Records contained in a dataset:
************

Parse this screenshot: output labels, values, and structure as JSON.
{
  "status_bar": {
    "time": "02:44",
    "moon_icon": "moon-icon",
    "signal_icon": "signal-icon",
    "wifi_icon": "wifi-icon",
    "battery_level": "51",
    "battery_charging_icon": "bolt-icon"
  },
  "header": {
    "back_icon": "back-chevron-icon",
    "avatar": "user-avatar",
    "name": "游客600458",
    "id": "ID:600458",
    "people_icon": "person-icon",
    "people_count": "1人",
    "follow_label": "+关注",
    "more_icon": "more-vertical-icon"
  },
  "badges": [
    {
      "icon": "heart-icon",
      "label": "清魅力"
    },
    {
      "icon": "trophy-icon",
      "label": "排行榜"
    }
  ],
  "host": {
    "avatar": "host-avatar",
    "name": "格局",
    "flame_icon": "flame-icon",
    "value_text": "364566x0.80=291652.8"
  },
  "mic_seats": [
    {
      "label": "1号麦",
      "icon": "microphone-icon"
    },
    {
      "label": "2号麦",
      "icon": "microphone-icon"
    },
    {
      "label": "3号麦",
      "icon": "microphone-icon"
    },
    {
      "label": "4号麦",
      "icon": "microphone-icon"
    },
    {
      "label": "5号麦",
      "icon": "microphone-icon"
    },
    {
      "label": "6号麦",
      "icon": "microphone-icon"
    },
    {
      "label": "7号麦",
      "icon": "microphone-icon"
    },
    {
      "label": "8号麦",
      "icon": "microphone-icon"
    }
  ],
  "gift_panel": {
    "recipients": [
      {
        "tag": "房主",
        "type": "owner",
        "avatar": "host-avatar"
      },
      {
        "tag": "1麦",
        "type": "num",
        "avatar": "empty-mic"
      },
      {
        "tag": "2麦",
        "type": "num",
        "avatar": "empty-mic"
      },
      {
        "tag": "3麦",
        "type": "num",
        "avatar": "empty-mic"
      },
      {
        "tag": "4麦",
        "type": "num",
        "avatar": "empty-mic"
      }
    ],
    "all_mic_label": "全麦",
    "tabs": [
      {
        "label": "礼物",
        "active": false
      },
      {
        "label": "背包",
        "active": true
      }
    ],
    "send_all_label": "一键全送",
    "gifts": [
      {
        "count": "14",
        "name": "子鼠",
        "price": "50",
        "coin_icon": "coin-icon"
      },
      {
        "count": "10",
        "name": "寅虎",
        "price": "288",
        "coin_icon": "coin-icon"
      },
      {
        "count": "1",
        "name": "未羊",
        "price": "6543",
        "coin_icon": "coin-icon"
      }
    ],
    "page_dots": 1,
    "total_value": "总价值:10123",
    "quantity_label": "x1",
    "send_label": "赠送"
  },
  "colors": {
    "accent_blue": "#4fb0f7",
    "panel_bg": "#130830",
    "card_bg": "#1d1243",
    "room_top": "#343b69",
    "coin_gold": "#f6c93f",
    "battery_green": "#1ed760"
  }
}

************

TASK: Retype every entry above, word for word.

SOLUTION TO THE EXERCISE:
Parse this screenshot: output labels, values, and structure as JSON.
{
  "status_bar": {
    "time": "02:44",
    "moon_icon": "moon-icon",
    "signal_icon": "signal-icon",
    "wifi_icon": "wifi-icon",
    "battery_level": "51",
    "battery_charging_icon": "bolt-icon"
  },
  "header": {
    "back_icon": "back-chevron-icon",
    "avatar": "user-avatar",
    "name": "游客600458",
    "id": "ID:600458",
    "people_icon": "person-icon",
    "people_count": "1人",
    "follow_label": "+关注",
    "more_icon": "more-vertical-icon"
  },
  "badges": [
    {
      "icon": "heart-icon",
      "label": "清魅力"
    },
    {
      "icon": "trophy-icon",
      "label": "排行榜"
    }
  ],
  "host": {
    "avatar": "host-avatar",
    "name": "格局",
    "flame_icon": "flame-icon",
    "value_text": "364566x0.80=291652.8"
  },
  "mic_seats": [
    {
      "label": "1号麦",
      "icon": "microphone-icon"
    },
    {
      "label": "2号麦",
      "icon": "microphone-icon"
    },
    {
      "label": "3号麦",
      "icon": "microphone-icon"
    },
    {
      "label": "4号麦",
      "icon": "microphone-icon"
    },
    {
      "label": "5号麦",
      "icon": "microphone-icon"
    },
    {
      "label": "6号麦",
      "icon": "microphone-icon"
    },
    {
      "label": "7号麦",
      "icon": "microphone-icon"
    },
    {
      "label": "8号麦",
      "icon": "microphone-icon"
    }
  ],
  "gift_panel": {
    "recipients": [
      {
        "tag": "房主",
        "type": "owner",
        "avatar": "host-avatar"
      },
      {
        "tag": "1麦",
        "type": "num",
        "avatar": "empty-mic"
      },
      {
        "tag": "2麦",
        "type": "num",
        "avatar": "empty-mic"
      },
      {
        "tag": "3麦",
        "type": "num",
        "avatar": "empty-mic"
      },
      {
        "tag": "4麦",
        "type": "num",
        "avatar": "empty-mic"
      }
    ],
    "all_mic_label": "全麦",
    "tabs": [
      {
        "label": "礼物",
        "active": false
      },
      {
        "label": "背包",
        "active": true
      }
    ],
    "send_all_label": "一键全送",
    "gifts": [
      {
        "count": "14",
        "name": "子鼠",
        "price": "50",
        "coin_icon": "coin-icon"
      },
      {
        "count": "10",
        "name": "寅虎",
        "price": "288",
        "coin_icon": "coin-icon"
      },
      {
        "count": "1",
        "name": "未羊",
        "price": "6543",
        "coin_icon": "coin-icon"
      }
    ],
    "page_dots": 1,
    "total_value": "总价值:10123",
    "quantity_label": "x1",
    "send_label": "赠送"
  },
  "colors": {
    "accent_blue": "#4fb0f7",
    "panel_bg": "#130830",
    "card_bg": "#1d1243",
    "room_top": "#343b69",
    "coin_gold": "#f6c93f",
    "battery_green": "#1ed760"
  }
}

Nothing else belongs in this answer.